▸ **TASK TO CARRY OUT**: Tally the lines that contain the string "Alexandre" and give the number by itself.

▸ **RECORDS**:
###

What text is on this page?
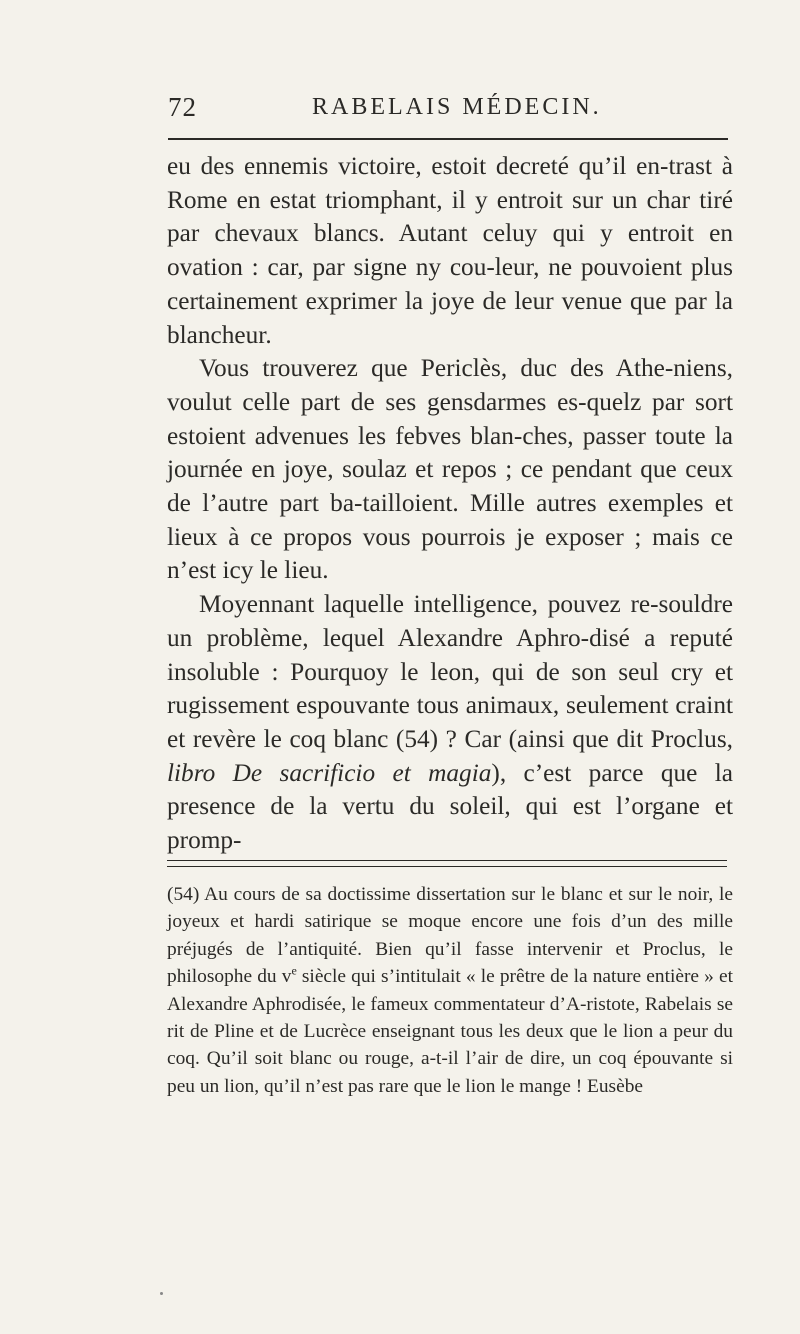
72	RABELAIS MÉDECIN.

eu des ennemis victoire, estoit decreté qu’il en-trast à Rome en estat triomphant, il y entroit sur un char tiré par chevaux blancs. Autant celuy qui y entroit en ovation : car, par signe ny cou-leur, ne pouvoient plus certainement exprimer la joye de leur venue que par la blancheur.

Vous trouverez que Periclès, duc des Athe-niens, voulut celle part de ses gensdarmes es-quelz par sort estoient advenues les febves blan-ches, passer toute la journée en joye, soulaz et repos ; ce pendant que ceux de l’autre part ba-tailloient. Mille autres exemples et lieux à ce propos vous pourrois je exposer ; mais ce n’est icy le lieu.

Moyennant laquelle intelligence, pouvez re-souldre un problème, lequel Alexandre Aphro-disé a reputé insoluble : Pourquoy le leon, qui de son seul cry et rugissement espouvante tous animaux, seulement craint et revère le coq blanc (54) ? Car (ainsi que dit Proclus, libro De sacrificio et magia), c’est parce que la presence de la vertu du soleil, qui est l’organe et promp-

(54) Au cours de sa doctissime dissertation sur le blanc et sur le noir, le joyeux et hardi satirique se moque encore une fois d’un des mille préjugés de l’antiquité. Bien qu’il fasse intervenir et Proclus, le philosophe du $v^e$ siècle qui s’intitulait « le prêtre de la nature entière » et Alexandre Aphrodisée, le fameux commentateur d’A-ristote, Rabelais se rit de Pline et de Lucrèce enseignant tous les deux que le lion a peur du coq. Qu’il soit blanc ou rouge, a-t-il l’air de dire, un coq épouvante si peu un lion, qu’il n’est pas rare que le lion le mange ! Eusèbe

###

▸ **EXERCISE OUTPUT**: 2